TASK GOAL: Below are some records. Quote exactly the lines from the one that contains "Read out every word on this page." through the last, both included, and leave out the pictures.

EXERCISE INPUTS:
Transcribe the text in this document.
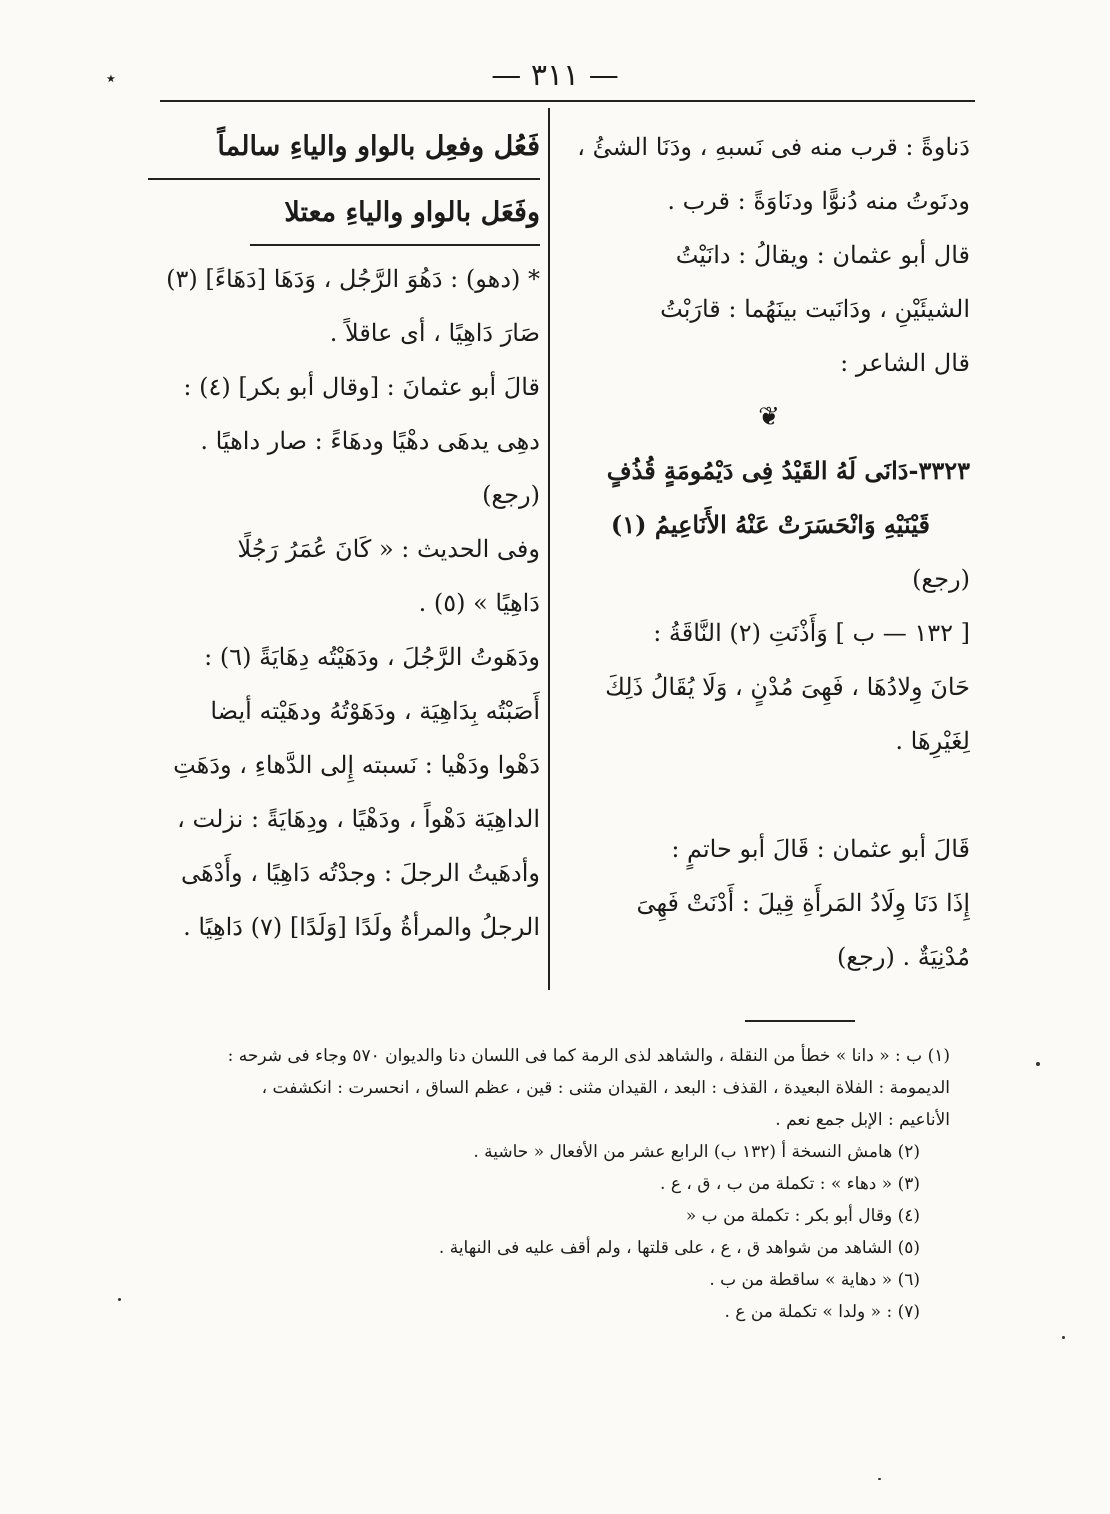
— ٣١١ —
٭
دَناوةً : قرب منه فى نَسبهِ ، ودَنَا الشئُ ،
ودنَوتُ منه دُنوًّا ودنَاوَةً : قرب .
قال أبو عثمان : ويقالُ : دانَيْتُ
الشيئَيْنِ ، ودَانَيت بينَهُما : قارَبْتُ
قال الشاعر :
❦
٣٣٢٣-دَانَى لَهُ القَيْدُ فِى دَيْمُومَةٍ قُذُفٍ
قَيْنَيْهِ وَانْحَسَرَتْ عَنْهُ الأَنَاعِيمُ (١)
(رجع)
[ ١٣٢ — ب ] وَأَذْنَتِ (٢) النَّاقَةُ :
حَانَ وِلادُهَا ، فَهِىَ مُدْنٍ ، وَلَا يُقَالُ ذَلِكَ
لِغَيْرِهَا .
قَالَ أبو عثمان : قَالَ أبو حاتمٍ :
إِذَا دَنَا وِلَادُ المَرأَةِ قِيلَ : أَدْنَتْ فَهِىَ
مُدْنِيَةٌ . (رجع)
فَعُل وفعِل بالواو والياءِ سالماً
وفَعَل بالواو والياءِ معتلا
* (دهو) : دَهُوَ الرَّجُل ، وَدَهَا [دَهَاءً] (٣)
صَارَ دَاهِيًا ، أى عاقلاً .
قالَ أبو عثمانَ : [وقال أبو بكر] (٤) :
دهِى يدهَى دهْيًا ودهَاءً : صار داهيًا .
(رجع)
وفى الحديث : « كَانَ عُمَرُ رَجُلًا
دَاهِيًا » (٥) .
ودَهَوتُ الرَّجُلَ ، ودَهَيْتُه دِهَايَةً (٦) :
أَصَبْتُه بِدَاهِيَة ، ودَهَوْتُهُ ودهَيْته أيضا
دَهْوا ودَهْيا : نَسبته إِلى الدَّهاءِ ، ودَهَتِ
الداهِيَة دَهْواً ، ودَهْيًا ، ودِهَايَةً : نزلت ،
وأدهَيتُ الرجلَ : وجدْتُه دَاهِيًا ، وأَدْهَى
الرجلُ والمرأةُ ولَدًا [وَلَدًا] (٧) دَاهِيًا .
(١) ب : « دانا » خطأ من النقلة ، والشاهد لذى الرمة كما فى اللسان دنا والديوان ٥٧٠ وجاء فى شرحه :
الديمومة : الفلاة البعيدة ، القذف : البعد ، القيدان مثنى : قين ، عظم الساق ، انحسرت : انكشفت ،
الأناعيم : الإبل جمع نعم .
(٢) هامش النسخة أ (١٣٢ ب) الرابع عشر من الأفعال « حاشية .
(٣) « دهاء » : تكملة من ب ، ق ، ع .
(٤) وقال أبو بكر : تكملة من ب «
(٥) الشاهد من شواهد ق ، ع ، على قلتها ، ولم أقف عليه فى النهاية .
(٦) « دهاية » ساقطة من ب .
(٧) : « ولدا » تكملة من ع .
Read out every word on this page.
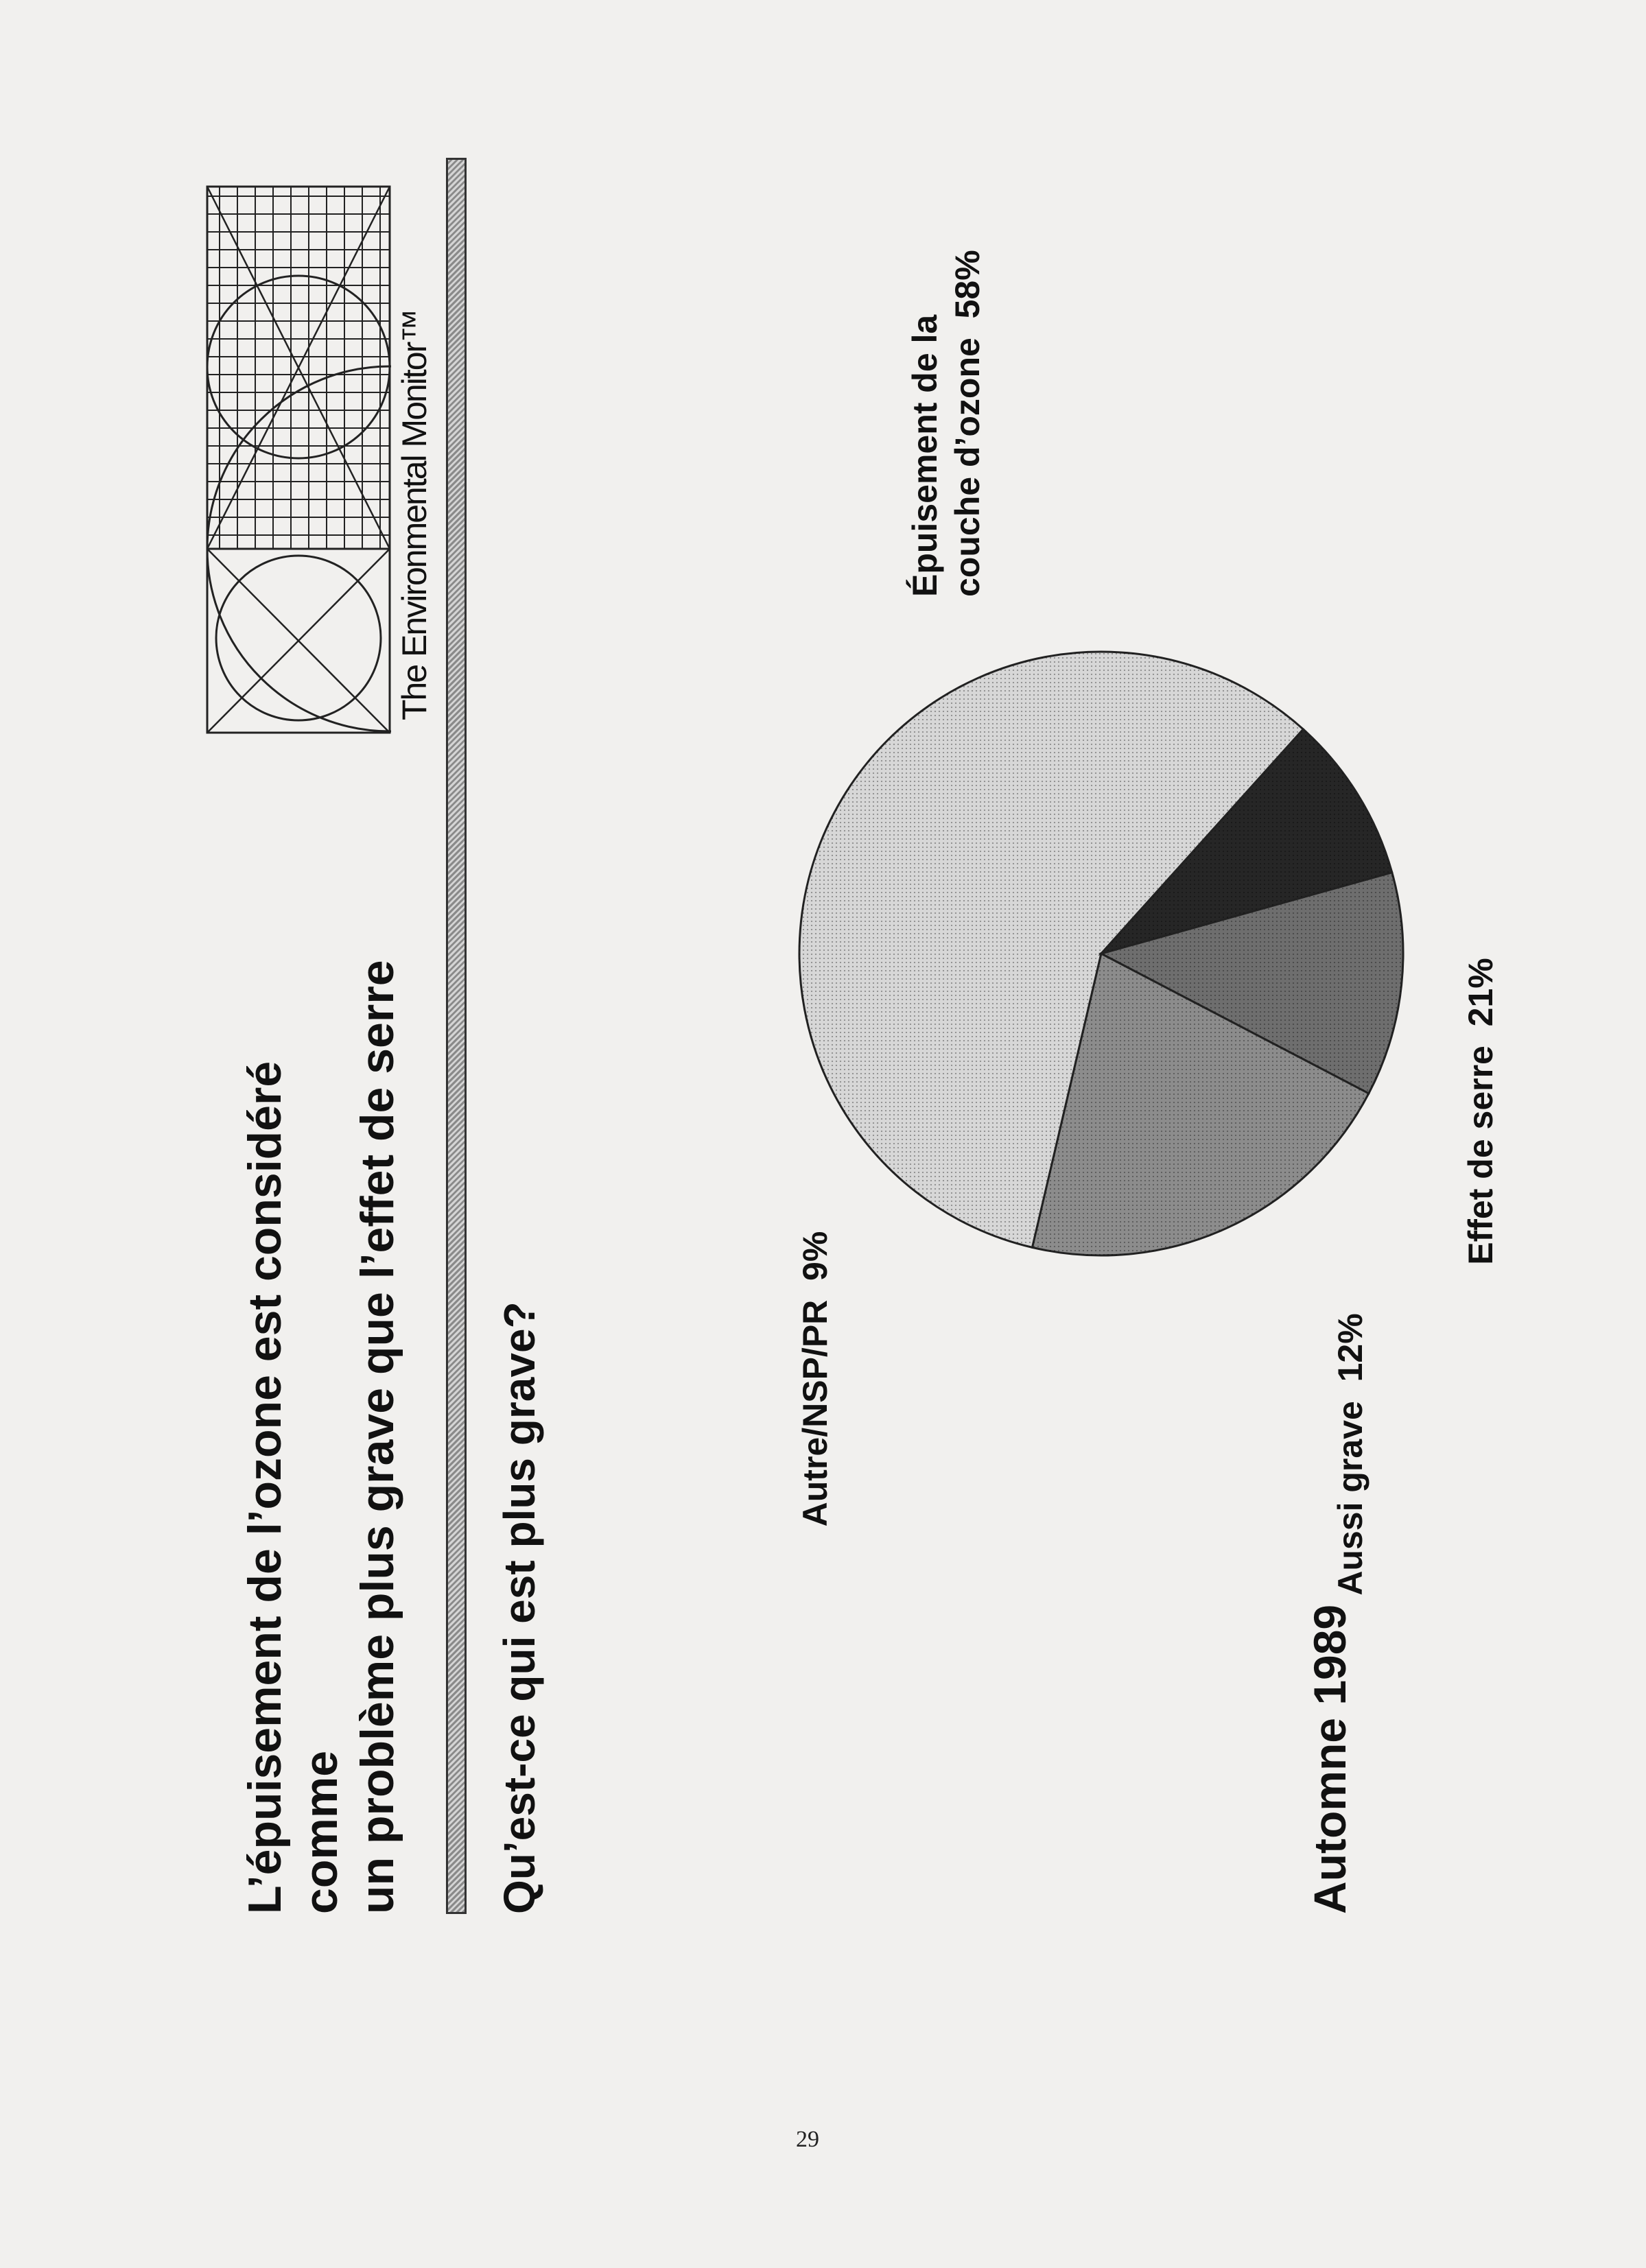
L’épuisement de l’ozone est considéré comme un problème plus grave que l’effet de serre
The Environmental Monitor™
Qu’est-ce qui est plus grave?
Épuisement de la couche d’ozone  58%
Effet de serre  21%
Aussi grave  12%
Autre/NSP/PR  9%
Automne 1989
29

ANSWER FOR THE TASK:
Read out every word on this page.
L’épuisement de l’ozone est considéré comme un problème plus grave que l’effet de serre
The Environmental Monitor™
Qu’est-ce qui est plus grave?
Épuisement de la couche d’ozone  58%
Effet de serre  21%
Aussi grave  12%
Autre/NSP/PR  9%
Automne 1989
29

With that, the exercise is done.